* _Text passage_:
──────────────────────────────
GIMLi basics#

This is the first tutorial where we demonstrate the general use of GIMLi in Python, i.e., pyGIMLi.

The modelling as well as the inversion part of GIMLi often requires a spatial discretization for the domain of interest, the so called GIMLI::Mesh. This tutorial shows some basic aspects of handling a mesh.

First, the library needs to be imported. To avoid name clashes with other libraries we suggest to import pygimli and alias it to the simple abbreviation pg: CR

import pygimli as pg

Every part of the c++ namespace GIMLI is bound to python and can be used with the leading pg.

For instance get the current version for GIMLi with:

1.5.3+16.g230a1c8e (dev)

Now that we know the name space GIMLI, we can create a first mesh. A mesh is represented by a collection of nodes, cells and boundaries, i.e., geometrical entities.

Note

A regularly spaced mesh consisting of rectangles or hexahedrons is usually called a grid. However, a grid is just a special variant of a mesh so GIMLi treats it the same. The only difference is how they are created.

GIMLi provides a collection of tools for mesh import, export and generation. A simple grid generation is built-in but we also provide wrappers for unstructured mesh generations, e.g., Triangle, Tetgen and Gmsh. To create a 2d grid you need to give two arrays/lists of sample points in x and y direction, in that order, or just numbers.

grid = pg.createGrid(x=[-1.0, 0.0, 1.0, 4.0], y=[-1.0, 0.0, 1.0, 4.0])

The returned object grid is an instance of GIMLI::Mesh and provides various methods for modification and io-operations. General information about the grid can be printed using the simple print() function.

print(grid)
──────────────────────────────
* _Exercise instructions_:
1. In the GIMLi basics tutorial, which abbreviation is suggested as the alias when importing pygimli?
2. Extend the GIMLi basics tutorial beyond its final line of code, print(grid).

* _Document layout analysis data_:
──────────────────────────────
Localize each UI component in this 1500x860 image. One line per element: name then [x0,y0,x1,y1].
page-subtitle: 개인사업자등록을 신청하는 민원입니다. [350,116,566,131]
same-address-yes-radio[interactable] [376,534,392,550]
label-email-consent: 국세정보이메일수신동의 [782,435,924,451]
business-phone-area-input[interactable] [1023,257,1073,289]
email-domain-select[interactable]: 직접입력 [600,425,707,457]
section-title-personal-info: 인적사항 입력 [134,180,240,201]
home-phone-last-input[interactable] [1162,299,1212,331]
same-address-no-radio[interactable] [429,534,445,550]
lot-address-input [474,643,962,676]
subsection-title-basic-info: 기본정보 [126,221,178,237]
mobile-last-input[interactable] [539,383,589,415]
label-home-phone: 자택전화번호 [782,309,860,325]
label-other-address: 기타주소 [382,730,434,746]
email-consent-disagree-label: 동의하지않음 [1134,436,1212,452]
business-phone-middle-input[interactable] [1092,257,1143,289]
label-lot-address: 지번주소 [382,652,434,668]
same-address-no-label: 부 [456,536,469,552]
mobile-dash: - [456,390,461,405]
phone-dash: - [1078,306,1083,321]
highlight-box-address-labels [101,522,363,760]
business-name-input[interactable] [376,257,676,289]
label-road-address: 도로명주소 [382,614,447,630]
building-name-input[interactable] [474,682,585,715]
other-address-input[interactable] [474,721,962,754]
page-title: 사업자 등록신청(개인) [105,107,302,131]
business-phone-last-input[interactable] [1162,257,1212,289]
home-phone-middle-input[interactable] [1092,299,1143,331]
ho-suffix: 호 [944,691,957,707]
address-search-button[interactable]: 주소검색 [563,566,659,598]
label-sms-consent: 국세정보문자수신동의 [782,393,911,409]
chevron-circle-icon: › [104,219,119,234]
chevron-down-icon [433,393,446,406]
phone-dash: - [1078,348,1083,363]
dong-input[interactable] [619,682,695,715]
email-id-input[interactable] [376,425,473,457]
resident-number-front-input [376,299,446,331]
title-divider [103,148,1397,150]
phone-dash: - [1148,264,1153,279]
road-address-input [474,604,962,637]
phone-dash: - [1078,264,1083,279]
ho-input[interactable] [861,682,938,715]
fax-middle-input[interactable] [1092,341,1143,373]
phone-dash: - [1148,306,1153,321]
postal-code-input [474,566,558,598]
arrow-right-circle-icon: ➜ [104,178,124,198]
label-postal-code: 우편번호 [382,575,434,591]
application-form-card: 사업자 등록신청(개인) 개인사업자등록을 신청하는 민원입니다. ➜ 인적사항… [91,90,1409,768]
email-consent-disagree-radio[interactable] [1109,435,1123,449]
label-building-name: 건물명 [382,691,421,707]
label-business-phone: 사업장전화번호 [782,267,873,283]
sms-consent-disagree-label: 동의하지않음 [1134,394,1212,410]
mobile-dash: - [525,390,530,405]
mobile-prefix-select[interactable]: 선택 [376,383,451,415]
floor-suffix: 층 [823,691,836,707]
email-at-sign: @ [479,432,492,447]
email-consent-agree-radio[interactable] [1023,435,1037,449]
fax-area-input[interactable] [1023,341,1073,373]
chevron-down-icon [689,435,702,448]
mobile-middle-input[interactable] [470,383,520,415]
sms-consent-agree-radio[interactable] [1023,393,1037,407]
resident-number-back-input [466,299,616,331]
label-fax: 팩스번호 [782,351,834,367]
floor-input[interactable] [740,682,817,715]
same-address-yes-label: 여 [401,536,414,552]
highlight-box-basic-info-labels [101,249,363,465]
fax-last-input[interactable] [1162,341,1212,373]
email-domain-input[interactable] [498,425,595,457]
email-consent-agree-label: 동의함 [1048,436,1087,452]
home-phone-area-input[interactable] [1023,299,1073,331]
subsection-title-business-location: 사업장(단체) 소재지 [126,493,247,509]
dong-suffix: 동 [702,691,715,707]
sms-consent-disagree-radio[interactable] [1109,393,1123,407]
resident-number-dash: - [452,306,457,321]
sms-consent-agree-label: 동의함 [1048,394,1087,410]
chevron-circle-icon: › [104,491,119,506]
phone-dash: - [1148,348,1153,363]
──────────────────────────────
* _Your written answers_:
1. pg

2.
Mesh: Nodes: 16 Cells: 9 Boundaries: 24

Or you can access them manually using different methods:

print('Mesh: Nodes:', grid.nodeCount(),
      'Cells:', grid.cellCount(),
      'Boundaries:', grid.boundaryCount())
Mesh: Nodes: 16 Cells: 9 Boundaries: 24

You can iterate through all cells of the general type GIMLI::Cell that also provides a lot of methods. Here we list the number of nodes and the node ids per cell:

for cell in grid.cells():
    print("Cell", cell.id(), "has", cell.nodeCount(),
          "nodes. Node IDs:", [n.id() for n in cell.nodes()])

print(type(grid.cell(0)))
Cell 0 has 4 nodes. Node IDs: [0, 1, 5, 4]
Cell 1 has 4 nodes. Node IDs: [1, 2, 6, 5]
Cell 2 has 4 nodes. Node IDs: [2, 3, 7, 6]
Cell 3 has 4 nodes. Node IDs: [4, 5, 9, 8]
Cell 4 has 4 nodes. Node IDs: [5, 6, 10, 9]
Cell 5 has 4 nodes. Node IDs: [6, 7, 11, 10]
Cell 6 has 4 nodes. Node IDs: [8, 9, 13, 12]
Cell 7 has 4 nodes. Node IDs: [9, 10, 14, 13]
Cell 8 has 4 nodes. Node IDs: [10, 11, 15, 14]
<class 'pygimli.core.libs._pygimli_.Quadrangle'>

To generate the input arrays x and y, you can use the built-in GIMLI::Vector (pre-defined with values that are type double as pg.Vector), standard python lists or numpy arrays, which are widely compatible with GIMLi vectors.

import numpy as np

grid = pg.createGrid(x=np.linspace(-1.0, 1.0, 10),
                     y=1.0 - np.logspace(np.log10(1.0), np.log10(2.0), 10))

We can find that this new grid contains

print(grid.cellCount())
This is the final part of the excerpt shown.